** start EXTRACTED RECORDS **

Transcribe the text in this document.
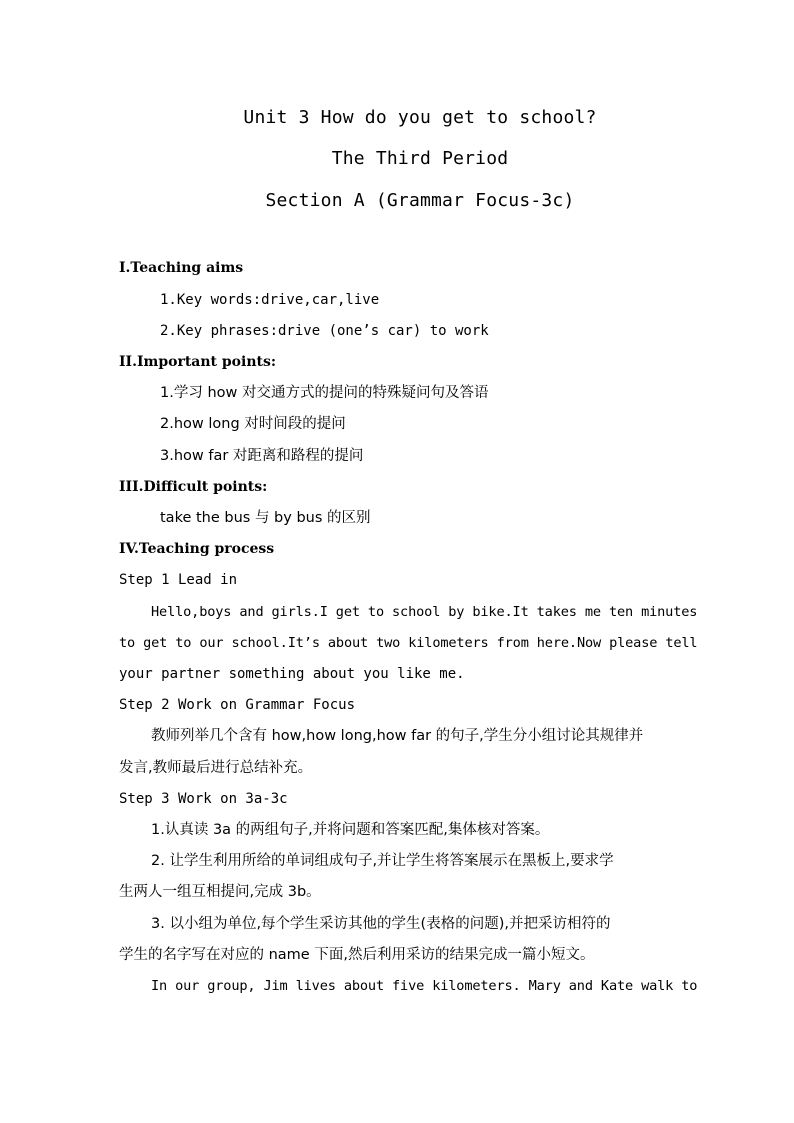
Unit 3 How do you get to school?
The Third Period
Section A (Grammar Focus-3c)
I.Teaching aims
1.Key words:drive,car,live
2.Key phrases:drive (one’s car) to work
II.Important points:
1.学习 how 对交通方式的提问的特殊疑问句及答语
2.how long 对时间段的提问
3.how far 对距离和路程的提问
III.Difficult points:
take the bus 与 by bus 的区别
IV.Teaching process
Step 1 Lead in
Hello,boys and girls.I get to school by bike.It takes me ten minutes
to get to our school.It’s about two kilometers from here.Now please tell
your partner something about you like me.
Step 2 Work on Grammar Focus
教师列举几个含有 how,how long,how far 的句子,学生分小组讨论其规律并
发言,教师最后进行总结补充。
Step 3 Work on 3a-3c
1.认真读 3a 的两组句子,并将问题和答案匹配,集体核对答案。
2. 让学生利用所给的单词组成句子,并让学生将答案展示在黑板上,要求学
生两人一组互相提问,完成 3b。
3. 以小组为单位,每个学生采访其他的学生(表格的问题),并把采访相符的
学生的名字写在对应的 name 下面,然后利用采访的结果完成一篇小短文。
In our group, Jim lives about five kilometers. Mary and Kate walk to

** end EXTRACTED RECORDS **

In the records above, how many lines hold the string "about"? Reply with only the number.

> [THE OUTPUT]:
3